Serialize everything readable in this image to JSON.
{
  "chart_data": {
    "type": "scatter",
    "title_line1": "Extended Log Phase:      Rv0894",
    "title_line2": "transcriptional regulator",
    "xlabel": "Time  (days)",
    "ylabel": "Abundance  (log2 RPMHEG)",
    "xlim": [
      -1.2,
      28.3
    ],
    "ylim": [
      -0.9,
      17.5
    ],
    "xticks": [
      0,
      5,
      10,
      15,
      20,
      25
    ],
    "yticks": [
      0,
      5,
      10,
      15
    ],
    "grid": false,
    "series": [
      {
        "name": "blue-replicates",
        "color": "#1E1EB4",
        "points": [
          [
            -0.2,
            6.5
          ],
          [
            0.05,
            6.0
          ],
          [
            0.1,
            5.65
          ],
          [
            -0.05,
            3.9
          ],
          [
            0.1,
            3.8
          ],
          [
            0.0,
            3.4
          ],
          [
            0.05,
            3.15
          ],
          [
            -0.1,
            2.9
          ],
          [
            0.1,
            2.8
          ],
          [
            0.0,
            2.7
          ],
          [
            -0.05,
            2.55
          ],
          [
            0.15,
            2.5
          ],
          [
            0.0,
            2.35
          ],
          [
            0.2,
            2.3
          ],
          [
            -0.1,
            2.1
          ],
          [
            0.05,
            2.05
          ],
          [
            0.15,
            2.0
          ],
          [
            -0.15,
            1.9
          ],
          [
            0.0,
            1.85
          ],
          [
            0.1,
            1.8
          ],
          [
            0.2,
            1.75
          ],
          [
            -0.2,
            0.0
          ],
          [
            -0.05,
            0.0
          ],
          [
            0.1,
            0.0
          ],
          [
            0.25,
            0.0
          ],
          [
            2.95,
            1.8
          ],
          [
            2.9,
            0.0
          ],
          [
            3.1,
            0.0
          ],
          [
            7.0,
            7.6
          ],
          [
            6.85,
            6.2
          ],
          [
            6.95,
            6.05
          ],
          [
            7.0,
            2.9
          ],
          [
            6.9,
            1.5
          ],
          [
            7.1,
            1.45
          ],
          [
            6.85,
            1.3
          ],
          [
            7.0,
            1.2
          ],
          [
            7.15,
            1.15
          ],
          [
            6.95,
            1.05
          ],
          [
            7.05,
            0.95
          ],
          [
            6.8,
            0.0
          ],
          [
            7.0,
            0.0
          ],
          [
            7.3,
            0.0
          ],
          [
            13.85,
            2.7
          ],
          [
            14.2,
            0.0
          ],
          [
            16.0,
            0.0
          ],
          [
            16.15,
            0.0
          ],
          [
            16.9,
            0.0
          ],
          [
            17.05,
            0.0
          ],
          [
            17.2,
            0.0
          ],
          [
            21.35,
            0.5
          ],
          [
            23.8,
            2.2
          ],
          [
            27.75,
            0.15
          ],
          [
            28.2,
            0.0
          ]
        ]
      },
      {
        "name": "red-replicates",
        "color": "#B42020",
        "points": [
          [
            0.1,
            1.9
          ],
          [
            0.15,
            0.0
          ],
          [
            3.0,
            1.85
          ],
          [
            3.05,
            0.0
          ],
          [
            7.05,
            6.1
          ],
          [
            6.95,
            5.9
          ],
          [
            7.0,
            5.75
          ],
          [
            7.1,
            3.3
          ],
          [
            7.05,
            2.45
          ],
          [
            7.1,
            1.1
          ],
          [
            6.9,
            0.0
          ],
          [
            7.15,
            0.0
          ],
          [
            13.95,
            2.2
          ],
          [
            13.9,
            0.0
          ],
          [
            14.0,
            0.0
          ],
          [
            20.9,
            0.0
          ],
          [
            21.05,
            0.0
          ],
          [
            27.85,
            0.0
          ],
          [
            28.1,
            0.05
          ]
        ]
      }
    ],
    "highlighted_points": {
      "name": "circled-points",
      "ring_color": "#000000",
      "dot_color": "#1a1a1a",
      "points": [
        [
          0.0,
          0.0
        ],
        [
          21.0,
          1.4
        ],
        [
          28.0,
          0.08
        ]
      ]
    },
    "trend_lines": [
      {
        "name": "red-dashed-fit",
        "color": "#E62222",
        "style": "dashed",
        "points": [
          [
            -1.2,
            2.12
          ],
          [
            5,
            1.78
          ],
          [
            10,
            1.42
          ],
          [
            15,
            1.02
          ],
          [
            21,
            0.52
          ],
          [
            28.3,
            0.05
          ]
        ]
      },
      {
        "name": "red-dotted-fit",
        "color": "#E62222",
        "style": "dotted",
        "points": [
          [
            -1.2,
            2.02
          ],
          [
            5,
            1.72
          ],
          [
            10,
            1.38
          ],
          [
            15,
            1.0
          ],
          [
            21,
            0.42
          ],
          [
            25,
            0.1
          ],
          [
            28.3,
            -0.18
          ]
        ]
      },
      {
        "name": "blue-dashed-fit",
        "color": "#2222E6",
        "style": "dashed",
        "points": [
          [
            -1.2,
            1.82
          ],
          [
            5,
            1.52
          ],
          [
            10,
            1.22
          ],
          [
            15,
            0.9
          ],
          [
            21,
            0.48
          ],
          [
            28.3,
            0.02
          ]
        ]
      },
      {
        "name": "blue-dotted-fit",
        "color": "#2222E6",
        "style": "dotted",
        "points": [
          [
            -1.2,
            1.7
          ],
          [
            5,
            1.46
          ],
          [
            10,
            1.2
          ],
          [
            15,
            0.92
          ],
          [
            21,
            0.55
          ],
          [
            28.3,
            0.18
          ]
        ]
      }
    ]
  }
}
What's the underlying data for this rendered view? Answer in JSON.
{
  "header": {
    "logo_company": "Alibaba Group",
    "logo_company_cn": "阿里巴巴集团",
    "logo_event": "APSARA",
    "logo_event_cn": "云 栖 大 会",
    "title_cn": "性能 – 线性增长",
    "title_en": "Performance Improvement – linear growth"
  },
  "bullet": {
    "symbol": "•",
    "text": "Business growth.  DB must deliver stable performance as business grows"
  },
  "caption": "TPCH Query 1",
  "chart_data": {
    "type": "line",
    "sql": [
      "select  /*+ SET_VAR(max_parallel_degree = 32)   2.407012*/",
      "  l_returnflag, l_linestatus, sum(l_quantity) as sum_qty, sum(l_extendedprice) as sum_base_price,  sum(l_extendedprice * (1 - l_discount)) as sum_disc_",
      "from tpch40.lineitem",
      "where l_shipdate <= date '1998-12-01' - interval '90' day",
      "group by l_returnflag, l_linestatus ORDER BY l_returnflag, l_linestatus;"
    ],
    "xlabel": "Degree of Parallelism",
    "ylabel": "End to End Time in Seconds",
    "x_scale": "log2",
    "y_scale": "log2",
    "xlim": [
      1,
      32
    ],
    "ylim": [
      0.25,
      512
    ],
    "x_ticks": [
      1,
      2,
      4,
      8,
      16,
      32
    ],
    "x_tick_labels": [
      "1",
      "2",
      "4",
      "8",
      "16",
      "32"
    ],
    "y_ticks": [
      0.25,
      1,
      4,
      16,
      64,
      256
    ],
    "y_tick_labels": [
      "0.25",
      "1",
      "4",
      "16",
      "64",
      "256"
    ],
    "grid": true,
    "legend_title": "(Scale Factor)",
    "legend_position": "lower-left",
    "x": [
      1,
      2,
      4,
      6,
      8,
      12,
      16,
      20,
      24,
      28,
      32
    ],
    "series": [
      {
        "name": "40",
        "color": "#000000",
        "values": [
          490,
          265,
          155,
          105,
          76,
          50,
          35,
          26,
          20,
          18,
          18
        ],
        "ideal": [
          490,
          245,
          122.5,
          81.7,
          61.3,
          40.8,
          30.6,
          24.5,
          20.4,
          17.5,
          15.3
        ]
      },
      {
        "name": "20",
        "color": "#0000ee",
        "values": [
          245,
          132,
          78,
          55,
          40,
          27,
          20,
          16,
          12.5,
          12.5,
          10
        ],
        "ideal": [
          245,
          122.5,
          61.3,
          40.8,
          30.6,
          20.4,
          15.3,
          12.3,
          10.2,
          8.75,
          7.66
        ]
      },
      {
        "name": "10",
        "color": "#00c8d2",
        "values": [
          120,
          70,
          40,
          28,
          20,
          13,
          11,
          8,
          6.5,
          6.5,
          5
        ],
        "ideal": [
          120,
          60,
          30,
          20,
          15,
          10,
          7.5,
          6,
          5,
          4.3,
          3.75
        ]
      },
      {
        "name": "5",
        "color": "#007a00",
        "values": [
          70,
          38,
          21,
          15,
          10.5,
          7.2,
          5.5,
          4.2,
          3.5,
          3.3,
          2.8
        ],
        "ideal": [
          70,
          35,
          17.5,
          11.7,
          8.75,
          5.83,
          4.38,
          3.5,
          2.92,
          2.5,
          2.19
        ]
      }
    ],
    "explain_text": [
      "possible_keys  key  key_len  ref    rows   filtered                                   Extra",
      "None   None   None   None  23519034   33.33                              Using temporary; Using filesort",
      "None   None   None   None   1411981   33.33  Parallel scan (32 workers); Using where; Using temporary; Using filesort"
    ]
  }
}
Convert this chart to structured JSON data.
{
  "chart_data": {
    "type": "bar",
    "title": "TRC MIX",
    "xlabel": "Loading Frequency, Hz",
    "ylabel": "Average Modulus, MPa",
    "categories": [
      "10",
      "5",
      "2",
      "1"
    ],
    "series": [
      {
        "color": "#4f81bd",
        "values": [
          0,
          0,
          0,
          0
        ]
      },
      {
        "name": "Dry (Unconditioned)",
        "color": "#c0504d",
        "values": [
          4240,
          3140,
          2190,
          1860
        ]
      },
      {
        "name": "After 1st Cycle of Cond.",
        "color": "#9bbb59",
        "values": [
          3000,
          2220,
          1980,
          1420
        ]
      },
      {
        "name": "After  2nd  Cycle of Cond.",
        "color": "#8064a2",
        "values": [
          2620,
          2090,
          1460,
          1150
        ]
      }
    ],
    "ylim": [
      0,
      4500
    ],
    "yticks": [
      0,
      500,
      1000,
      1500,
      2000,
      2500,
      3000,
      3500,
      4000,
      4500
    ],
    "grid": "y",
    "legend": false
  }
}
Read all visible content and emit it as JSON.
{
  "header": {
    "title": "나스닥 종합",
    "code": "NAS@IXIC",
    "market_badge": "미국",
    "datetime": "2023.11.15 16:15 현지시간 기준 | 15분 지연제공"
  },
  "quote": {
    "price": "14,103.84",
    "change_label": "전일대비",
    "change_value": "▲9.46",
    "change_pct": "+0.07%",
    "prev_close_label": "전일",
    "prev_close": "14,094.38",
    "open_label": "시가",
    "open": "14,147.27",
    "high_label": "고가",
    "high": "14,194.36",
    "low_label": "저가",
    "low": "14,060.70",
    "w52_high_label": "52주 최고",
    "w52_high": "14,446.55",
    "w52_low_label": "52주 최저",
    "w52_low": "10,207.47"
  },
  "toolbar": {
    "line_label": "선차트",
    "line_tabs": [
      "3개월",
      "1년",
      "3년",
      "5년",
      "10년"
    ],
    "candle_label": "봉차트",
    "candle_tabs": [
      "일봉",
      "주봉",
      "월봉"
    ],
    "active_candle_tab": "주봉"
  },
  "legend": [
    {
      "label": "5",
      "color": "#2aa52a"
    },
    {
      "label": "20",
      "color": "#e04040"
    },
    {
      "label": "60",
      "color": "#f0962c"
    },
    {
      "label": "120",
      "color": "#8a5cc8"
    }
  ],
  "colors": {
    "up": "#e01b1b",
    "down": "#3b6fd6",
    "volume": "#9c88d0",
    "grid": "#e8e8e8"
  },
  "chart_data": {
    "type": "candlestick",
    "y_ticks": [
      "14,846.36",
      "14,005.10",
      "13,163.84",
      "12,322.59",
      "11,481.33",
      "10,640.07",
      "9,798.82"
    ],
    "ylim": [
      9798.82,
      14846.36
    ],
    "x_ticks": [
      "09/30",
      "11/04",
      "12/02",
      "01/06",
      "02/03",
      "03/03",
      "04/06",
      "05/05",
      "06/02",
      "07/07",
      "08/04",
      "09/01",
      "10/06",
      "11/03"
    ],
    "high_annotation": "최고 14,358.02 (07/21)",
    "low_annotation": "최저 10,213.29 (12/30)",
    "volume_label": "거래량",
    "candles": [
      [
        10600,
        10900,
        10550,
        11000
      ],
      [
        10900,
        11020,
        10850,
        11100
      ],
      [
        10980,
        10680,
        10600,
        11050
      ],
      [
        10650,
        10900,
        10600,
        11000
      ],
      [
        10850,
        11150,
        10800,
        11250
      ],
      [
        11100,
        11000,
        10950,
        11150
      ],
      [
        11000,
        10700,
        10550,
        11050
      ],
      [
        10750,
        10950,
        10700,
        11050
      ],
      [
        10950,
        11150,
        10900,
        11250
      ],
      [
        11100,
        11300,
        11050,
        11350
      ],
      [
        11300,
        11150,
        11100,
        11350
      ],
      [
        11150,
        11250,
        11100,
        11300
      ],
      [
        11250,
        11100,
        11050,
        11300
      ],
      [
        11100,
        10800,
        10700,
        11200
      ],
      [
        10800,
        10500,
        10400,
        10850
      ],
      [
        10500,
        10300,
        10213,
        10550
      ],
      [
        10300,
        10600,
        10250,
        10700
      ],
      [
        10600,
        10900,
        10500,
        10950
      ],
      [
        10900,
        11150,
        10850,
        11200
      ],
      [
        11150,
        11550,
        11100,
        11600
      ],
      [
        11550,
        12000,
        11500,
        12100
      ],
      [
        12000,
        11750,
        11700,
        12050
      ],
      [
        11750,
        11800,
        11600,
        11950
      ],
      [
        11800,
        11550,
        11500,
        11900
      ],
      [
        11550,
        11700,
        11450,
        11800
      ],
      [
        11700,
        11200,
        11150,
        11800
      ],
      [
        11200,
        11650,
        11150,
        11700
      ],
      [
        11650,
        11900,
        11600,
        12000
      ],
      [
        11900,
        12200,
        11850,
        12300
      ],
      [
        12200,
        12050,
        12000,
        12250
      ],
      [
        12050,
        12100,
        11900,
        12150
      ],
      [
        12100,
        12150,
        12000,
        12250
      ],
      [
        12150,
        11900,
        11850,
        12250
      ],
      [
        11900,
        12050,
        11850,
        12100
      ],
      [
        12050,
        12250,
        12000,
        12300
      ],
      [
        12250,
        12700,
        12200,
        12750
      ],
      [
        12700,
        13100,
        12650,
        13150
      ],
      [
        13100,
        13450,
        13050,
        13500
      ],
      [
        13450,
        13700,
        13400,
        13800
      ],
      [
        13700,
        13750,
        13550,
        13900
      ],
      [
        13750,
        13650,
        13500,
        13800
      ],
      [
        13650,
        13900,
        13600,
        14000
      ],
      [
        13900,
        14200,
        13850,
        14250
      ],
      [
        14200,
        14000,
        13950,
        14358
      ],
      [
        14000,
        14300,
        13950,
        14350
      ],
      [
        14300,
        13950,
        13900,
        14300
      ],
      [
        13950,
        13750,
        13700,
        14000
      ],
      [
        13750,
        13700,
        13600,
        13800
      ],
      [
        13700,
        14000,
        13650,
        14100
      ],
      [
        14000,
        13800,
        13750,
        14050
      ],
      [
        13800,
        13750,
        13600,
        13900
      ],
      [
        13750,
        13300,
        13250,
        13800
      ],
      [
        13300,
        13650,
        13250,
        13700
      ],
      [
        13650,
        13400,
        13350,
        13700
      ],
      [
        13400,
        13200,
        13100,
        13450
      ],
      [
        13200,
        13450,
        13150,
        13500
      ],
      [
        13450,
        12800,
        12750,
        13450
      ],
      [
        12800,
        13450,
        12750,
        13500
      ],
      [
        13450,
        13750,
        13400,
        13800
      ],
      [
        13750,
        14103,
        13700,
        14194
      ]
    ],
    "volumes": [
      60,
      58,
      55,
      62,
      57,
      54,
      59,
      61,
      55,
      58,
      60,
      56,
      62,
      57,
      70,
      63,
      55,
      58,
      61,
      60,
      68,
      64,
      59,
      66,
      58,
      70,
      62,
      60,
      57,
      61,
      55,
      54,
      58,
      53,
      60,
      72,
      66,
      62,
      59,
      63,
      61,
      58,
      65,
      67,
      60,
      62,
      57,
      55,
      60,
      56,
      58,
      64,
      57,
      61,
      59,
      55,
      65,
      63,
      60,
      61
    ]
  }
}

# [What you will do]
Provide the count, and nothing else, of lines in the data above where the word "growth" occurs.

# [Result]
2